* _TASK_
Copy every line of the data that includes the string "JSON".

-- start --

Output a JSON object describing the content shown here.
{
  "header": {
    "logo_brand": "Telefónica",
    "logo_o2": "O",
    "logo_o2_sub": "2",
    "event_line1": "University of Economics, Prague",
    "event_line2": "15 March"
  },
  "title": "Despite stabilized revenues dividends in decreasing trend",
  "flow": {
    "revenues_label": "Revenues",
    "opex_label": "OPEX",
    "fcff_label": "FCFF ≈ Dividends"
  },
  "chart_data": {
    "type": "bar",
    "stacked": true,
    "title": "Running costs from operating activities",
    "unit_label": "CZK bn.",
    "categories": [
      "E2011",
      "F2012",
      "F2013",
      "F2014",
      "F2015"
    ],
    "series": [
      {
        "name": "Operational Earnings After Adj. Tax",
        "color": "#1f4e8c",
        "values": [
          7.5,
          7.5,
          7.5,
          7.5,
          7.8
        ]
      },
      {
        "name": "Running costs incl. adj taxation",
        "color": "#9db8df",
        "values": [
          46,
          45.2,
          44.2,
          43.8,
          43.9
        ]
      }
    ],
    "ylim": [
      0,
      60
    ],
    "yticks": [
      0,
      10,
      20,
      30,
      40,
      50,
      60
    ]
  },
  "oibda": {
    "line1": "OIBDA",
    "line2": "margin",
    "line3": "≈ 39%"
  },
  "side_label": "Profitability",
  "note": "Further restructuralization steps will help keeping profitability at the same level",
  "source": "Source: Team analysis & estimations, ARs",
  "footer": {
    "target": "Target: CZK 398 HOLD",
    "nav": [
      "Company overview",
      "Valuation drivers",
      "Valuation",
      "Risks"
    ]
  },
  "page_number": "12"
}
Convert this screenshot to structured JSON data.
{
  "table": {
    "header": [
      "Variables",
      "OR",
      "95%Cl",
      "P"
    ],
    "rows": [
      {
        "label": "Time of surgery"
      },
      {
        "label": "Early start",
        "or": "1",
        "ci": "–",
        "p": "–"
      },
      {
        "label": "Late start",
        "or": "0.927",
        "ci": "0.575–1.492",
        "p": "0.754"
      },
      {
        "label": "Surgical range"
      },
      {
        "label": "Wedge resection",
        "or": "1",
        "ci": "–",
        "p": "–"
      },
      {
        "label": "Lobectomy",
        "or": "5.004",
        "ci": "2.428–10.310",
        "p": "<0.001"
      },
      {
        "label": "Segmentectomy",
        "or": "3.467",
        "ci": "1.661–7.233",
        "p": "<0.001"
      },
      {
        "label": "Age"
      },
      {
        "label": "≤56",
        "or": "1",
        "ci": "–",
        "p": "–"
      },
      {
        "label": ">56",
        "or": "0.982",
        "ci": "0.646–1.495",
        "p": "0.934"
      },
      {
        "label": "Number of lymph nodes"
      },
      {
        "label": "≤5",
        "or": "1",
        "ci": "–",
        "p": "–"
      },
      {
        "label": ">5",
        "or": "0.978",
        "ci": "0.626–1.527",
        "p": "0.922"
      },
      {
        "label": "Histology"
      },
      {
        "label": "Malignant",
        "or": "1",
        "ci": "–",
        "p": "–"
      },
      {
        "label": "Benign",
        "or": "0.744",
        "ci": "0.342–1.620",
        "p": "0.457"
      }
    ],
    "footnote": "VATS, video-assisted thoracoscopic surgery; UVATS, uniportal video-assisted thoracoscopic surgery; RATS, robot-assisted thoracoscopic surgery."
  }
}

-- end --

* _OUTPUT_
Output a JSON object describing the content shown here.
Convert this screenshot to structured JSON data.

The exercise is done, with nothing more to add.